**Source text**
Do they employees at Apple use a different system altogether? Because the built-in one doesn't seem very secure. Or maybe I am using it wrong, who knows.

In a similar vein, is there an exhaustive manual for macOS? It bugs me that Apple machines cost a small fortune, the OS is full of nifty features, but there is no non-superficial manual shipped with it.


> which makes them less secure than the passwords for websites managed by the exact same keychain

That's NOT true. While giving out less information to untrusted parties is obviously better than more, the private key itself is not transmitted directly to the server. This means that connecting to an attacker's SSH server doesn't give them a copy of your private key, so they can't then connect to your SSH servers.


The scenario here is with -A (agent forwarding). This means as long as you’re connected to a server with that enabled, that server can auth as you to a bunch of other stuff by having your client do it silently.


In regards to the ssh-agent stuff (and a lot of the other CLI tricks), the man pages usually document them. They may lag a bit for new features, but most of them will have a man page. Barring that they’ll usually print a help message.

One command off the top of my head that doesn’t really follow this is the undocumented/internal `airport` command. In that case it has two different help messages depending on how it’s called, and is also tucked away in a framework as well.


You used to be able to have multiple keychain files in keychain so you could create another one which doesn't unlock at login which you keep for more securerer stuff?


Ya I’ve done this before so I know it’s possible. The Mac keychain will even auto-lock the chains it can lock


There is a native way in .ssh/config. I just added a reply to a different post.


That only restricts the blast radius to one key.

[Extracted data entries]
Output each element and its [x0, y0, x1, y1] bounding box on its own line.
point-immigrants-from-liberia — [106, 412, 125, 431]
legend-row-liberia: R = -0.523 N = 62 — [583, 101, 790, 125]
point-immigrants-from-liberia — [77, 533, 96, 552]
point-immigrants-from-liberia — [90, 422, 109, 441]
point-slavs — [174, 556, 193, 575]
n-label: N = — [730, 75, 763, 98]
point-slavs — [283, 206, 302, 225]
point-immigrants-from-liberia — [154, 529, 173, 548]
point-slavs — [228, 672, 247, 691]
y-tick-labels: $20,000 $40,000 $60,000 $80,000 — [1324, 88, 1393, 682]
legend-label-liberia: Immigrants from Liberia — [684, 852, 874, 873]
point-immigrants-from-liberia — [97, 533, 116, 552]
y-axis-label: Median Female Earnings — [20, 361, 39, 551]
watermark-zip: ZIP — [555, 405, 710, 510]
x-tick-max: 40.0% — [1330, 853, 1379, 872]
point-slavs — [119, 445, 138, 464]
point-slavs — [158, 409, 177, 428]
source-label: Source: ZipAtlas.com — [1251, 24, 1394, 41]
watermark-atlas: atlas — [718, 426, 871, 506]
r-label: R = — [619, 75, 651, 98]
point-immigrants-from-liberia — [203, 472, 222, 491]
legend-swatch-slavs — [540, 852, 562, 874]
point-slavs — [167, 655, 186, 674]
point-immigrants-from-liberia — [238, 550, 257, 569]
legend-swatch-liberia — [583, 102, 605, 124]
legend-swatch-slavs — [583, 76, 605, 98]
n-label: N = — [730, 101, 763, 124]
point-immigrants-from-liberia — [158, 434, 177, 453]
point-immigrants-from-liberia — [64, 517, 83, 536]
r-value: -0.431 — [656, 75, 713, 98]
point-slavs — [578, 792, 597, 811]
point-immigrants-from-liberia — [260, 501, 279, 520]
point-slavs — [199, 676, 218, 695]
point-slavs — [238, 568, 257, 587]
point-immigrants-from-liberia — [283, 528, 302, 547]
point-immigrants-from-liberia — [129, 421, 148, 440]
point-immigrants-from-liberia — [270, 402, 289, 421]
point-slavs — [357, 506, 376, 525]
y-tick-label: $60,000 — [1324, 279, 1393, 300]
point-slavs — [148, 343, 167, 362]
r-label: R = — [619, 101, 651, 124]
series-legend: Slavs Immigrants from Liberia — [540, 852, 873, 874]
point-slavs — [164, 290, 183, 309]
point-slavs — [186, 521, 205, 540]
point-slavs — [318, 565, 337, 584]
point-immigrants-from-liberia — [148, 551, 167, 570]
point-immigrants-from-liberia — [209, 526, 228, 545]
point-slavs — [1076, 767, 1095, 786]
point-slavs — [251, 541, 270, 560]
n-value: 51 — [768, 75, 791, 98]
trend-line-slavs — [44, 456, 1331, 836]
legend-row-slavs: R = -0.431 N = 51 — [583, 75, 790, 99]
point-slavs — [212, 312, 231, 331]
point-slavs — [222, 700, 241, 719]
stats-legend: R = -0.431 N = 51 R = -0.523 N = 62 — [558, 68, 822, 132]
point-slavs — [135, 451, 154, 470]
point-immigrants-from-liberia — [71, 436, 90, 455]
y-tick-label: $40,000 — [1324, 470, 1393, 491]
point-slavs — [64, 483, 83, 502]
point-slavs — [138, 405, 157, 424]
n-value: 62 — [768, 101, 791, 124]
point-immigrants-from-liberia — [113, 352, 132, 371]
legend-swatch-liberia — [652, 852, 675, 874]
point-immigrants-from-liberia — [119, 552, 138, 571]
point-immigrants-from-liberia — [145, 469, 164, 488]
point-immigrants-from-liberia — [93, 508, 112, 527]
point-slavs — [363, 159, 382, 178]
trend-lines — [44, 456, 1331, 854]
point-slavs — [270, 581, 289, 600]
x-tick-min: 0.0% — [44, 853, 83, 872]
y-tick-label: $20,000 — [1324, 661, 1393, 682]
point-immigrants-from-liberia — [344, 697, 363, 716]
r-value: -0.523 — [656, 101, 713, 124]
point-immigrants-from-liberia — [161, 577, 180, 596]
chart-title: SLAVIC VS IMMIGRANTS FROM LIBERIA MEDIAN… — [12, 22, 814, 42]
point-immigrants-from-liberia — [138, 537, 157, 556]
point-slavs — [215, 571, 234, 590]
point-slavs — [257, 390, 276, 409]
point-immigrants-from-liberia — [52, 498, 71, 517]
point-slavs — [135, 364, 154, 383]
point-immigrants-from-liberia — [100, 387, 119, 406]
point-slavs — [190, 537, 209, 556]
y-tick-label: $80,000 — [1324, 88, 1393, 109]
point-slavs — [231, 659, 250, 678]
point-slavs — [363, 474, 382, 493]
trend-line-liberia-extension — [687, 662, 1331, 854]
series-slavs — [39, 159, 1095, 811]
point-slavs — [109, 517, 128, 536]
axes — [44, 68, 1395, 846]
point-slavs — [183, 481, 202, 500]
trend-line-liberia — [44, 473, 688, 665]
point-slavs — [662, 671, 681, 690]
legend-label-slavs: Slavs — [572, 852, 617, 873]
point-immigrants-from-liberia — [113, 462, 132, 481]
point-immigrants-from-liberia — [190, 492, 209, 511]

**Exercise set**
[1] In the keychain discussion, copy the passage between "That's NOT true." and "do it silently.", inclusive.
[2] Answer these questions from the keychain discussion:
(a) What is not transmitted directly to the server?
(b) What do the man pages usually document?
(c) Which undocumented/internal command is named as one that doesn't really follow this?
[3] For each statement, say whether the keychain discussion supports it, and quote the words that decide it.
(a) The scenario involves agent forwarding.
(b) The `airport` command has a single help message.
(c) The Mac keychain auto-locks the chains it can lock.

**Solutions to the tasks**
[1]
That's NOT true. While giving out less information to untrusted parties is obviously better than more, the private key itself is not transmitted directly to the server. This means that connecting to an attacker's SSH server doesn't give them a copy of your private key, so they can't then connect to your SSH servers.


The scenario here is with -A (agent forwarding). This means as long as you’re connected to a server with that enabled, that server can auth as you to a bunch of other stuff by having your client do it silently.

[2]
(a) The private key.
(b) The ssh-agent stuff and a lot of the other CLI tricks.
(c) The `airport` command.

[3]
(a) Yes: "The scenario here is with -A (agent forwarding)."
(b) No: "it has two different help messages depending on how it’s called"
(c) Yes: "The Mac keychain will even auto-lock the chains it can lock"